◆ Rows ◆
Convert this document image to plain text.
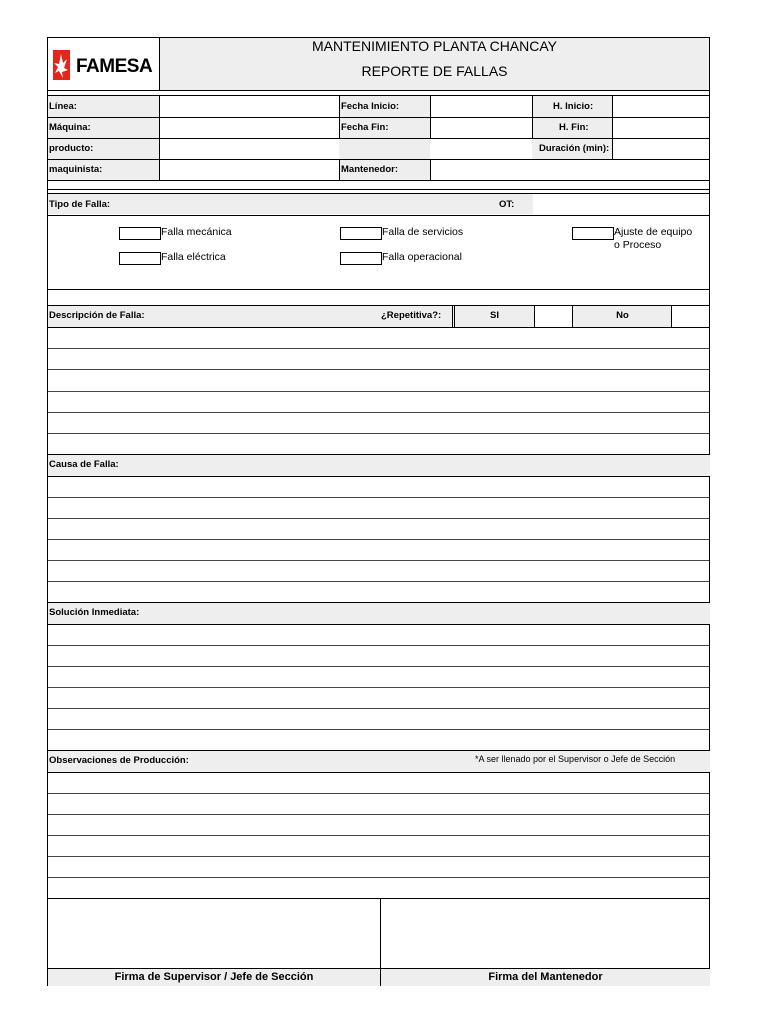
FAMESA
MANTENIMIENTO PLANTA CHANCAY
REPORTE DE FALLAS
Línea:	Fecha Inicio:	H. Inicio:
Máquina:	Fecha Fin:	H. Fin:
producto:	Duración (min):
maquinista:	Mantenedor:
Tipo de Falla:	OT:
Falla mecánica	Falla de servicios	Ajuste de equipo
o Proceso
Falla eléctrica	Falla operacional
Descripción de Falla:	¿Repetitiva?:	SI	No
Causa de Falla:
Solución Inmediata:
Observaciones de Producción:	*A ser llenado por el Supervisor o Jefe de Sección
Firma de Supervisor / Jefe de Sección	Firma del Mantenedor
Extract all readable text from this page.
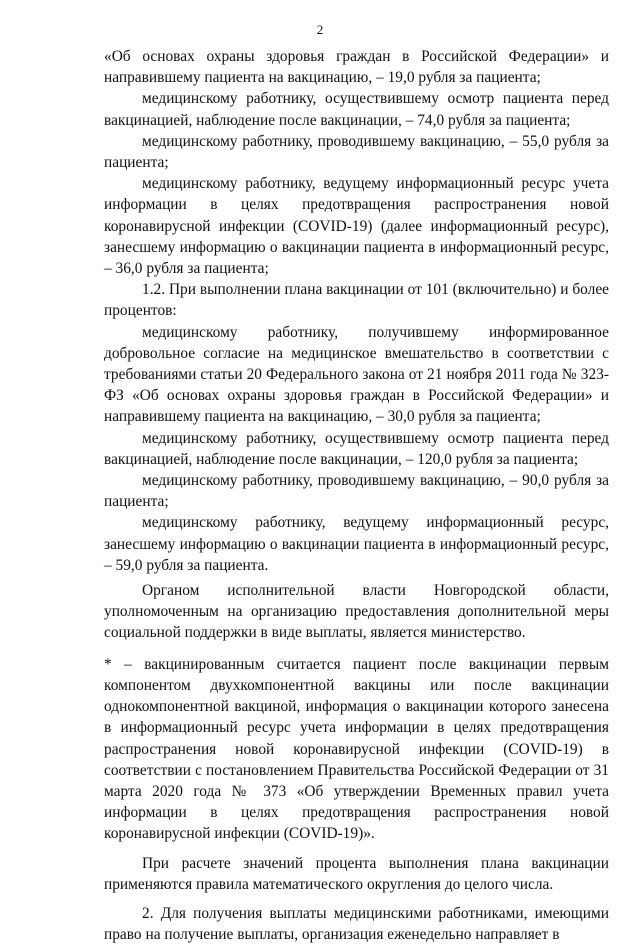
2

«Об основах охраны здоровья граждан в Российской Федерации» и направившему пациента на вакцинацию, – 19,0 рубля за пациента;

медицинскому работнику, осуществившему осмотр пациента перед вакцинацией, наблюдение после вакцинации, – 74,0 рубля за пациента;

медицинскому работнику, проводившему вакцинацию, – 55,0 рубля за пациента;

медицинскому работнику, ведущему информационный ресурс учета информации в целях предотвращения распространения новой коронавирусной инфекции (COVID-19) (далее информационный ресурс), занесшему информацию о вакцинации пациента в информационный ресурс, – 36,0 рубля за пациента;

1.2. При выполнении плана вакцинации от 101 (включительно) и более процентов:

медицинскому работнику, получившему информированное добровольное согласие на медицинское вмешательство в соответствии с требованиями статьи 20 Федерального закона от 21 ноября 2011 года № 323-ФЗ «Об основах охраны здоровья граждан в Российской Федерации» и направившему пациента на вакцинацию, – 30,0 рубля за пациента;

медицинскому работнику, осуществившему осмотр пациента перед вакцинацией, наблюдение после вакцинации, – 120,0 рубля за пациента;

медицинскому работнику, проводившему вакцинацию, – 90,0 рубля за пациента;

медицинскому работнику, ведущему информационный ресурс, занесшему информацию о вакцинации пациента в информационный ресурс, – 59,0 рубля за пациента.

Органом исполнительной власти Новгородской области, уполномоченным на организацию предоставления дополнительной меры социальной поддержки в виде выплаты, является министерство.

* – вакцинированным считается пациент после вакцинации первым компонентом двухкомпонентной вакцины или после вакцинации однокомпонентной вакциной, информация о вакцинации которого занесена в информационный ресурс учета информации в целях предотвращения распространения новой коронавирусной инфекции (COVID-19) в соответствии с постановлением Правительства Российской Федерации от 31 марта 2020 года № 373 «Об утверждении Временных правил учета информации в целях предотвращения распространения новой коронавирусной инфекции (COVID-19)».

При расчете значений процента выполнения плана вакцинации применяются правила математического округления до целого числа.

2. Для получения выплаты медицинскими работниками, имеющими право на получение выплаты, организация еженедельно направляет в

◆ Exercise directions ◆
Copy every line that contains the string "плана".

◆ Written answer ◆
1.2. При выполнении плана вакцинации от 101 (включительно) и более процентов:
При расчете значений процента выполнения плана вакцинации применяются правила математического округления до целого числа.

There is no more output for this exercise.